Copy each line in the data that includes the word "Samsung".

--- start ---

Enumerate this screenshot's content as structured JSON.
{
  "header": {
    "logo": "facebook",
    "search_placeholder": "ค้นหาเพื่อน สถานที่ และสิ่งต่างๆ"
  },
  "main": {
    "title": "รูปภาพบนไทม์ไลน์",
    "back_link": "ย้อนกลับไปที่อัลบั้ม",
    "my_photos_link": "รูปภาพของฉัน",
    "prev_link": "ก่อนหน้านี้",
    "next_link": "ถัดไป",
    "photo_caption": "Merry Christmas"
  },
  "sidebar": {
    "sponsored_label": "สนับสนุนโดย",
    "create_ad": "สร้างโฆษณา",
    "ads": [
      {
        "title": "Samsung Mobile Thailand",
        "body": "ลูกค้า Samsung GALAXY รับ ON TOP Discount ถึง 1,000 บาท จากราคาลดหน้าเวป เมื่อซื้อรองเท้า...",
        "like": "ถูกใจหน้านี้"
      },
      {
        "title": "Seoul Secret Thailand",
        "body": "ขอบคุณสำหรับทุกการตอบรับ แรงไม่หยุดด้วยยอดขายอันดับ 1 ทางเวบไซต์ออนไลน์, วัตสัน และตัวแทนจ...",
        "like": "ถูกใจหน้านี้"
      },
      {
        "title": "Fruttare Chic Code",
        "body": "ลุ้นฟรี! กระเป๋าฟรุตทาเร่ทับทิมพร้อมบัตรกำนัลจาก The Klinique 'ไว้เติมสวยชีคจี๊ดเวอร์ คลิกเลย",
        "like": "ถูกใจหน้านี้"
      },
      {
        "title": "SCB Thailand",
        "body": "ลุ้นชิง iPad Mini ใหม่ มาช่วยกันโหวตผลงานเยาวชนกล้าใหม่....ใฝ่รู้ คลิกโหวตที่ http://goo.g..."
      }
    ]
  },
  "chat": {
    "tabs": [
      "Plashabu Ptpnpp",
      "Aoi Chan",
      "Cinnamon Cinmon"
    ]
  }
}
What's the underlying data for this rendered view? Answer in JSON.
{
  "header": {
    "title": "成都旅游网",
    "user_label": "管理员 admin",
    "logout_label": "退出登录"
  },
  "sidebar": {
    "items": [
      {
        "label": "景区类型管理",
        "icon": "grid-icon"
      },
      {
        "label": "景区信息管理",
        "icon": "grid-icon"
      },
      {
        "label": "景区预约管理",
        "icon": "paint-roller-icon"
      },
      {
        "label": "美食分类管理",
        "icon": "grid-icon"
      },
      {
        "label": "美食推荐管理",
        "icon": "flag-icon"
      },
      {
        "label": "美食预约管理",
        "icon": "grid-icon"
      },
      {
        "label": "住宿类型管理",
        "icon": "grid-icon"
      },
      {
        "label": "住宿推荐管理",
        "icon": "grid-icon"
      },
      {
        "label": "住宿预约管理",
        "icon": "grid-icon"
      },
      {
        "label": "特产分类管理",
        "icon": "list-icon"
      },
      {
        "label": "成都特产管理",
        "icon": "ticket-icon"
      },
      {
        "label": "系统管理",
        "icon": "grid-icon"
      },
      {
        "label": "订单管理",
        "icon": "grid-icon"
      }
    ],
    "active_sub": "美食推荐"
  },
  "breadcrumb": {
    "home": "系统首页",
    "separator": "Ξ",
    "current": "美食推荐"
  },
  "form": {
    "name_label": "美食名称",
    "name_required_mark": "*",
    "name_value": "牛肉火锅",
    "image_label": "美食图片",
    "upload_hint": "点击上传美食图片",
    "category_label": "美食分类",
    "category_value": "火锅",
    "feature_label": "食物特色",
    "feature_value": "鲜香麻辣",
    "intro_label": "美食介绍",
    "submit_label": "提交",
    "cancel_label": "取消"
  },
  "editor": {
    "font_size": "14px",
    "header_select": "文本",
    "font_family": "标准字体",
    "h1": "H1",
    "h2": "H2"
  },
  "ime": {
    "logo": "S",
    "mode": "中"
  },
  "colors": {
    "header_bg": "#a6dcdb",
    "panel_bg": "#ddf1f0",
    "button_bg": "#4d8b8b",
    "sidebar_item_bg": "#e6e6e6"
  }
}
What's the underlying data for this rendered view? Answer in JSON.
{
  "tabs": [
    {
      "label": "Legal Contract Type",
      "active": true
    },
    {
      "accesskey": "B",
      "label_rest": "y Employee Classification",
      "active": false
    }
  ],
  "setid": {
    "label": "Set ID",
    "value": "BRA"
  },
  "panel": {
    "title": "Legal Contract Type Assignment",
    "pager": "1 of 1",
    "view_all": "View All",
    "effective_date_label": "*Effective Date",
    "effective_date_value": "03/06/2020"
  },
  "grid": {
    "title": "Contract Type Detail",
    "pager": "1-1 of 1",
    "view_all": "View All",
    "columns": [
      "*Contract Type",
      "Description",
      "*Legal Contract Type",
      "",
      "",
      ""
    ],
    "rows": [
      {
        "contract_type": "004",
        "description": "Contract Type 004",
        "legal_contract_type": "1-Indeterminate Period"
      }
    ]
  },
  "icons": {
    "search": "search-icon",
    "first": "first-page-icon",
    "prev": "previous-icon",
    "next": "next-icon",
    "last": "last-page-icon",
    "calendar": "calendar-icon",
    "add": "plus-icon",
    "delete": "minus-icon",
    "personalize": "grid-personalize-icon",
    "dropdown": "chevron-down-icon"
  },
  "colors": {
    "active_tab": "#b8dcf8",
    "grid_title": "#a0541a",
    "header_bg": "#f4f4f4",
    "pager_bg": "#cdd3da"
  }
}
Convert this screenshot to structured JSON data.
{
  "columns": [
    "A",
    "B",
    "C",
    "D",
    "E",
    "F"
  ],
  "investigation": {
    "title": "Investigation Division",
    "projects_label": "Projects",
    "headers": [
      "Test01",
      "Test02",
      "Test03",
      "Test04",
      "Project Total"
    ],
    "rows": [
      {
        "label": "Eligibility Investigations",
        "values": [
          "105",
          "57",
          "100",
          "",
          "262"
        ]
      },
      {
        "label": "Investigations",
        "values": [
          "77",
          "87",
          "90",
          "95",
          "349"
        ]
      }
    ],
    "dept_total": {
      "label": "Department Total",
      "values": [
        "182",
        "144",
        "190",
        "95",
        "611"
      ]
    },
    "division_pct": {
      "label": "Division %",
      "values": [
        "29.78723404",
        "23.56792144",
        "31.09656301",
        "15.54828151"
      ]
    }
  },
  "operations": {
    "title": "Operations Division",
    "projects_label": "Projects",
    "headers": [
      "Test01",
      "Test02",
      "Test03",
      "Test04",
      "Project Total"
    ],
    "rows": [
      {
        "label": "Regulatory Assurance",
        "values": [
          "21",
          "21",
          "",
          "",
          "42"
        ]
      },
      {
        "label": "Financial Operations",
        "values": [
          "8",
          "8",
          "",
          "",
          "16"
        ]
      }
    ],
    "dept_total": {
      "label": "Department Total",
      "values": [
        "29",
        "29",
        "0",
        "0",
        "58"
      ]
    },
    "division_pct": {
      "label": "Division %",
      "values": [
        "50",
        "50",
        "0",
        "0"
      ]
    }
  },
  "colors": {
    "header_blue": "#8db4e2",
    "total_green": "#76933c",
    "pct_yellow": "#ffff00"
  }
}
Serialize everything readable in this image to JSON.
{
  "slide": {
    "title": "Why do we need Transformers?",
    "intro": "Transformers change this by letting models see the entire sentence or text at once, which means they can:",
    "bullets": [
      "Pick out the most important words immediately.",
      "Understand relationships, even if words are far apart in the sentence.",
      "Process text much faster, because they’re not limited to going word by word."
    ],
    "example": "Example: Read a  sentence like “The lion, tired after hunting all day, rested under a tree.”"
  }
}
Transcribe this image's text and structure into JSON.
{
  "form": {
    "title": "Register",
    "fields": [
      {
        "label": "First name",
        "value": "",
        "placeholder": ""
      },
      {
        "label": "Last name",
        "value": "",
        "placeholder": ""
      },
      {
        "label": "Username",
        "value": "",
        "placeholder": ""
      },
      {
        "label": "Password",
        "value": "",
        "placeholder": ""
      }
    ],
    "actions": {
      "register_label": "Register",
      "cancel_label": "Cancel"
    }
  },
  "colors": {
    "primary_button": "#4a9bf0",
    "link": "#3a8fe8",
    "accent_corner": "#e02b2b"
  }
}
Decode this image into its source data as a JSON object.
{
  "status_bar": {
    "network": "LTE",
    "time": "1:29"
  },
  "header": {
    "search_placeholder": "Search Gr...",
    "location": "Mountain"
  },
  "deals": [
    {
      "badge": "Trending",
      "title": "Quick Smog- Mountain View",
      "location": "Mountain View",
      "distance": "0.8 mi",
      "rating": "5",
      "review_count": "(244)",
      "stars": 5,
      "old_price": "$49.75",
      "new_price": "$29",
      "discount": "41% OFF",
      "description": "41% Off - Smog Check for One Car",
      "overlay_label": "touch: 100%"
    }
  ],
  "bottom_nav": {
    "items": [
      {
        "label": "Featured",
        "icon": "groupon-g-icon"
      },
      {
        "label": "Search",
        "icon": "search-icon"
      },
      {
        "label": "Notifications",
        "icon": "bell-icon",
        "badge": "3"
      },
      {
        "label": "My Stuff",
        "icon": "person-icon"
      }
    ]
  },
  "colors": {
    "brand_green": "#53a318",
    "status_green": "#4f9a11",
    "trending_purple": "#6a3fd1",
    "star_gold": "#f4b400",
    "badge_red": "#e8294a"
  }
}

--- end ---

* Solution to this exercise
        "title": "Samsung Mobile Thailand",
        "body": "ลูกค้า Samsung GALAXY รับ ON TOP Discount ถึง 1,000 บาท จากราคาลดหน้าเวป เมื่อซื้อรองเท้า...",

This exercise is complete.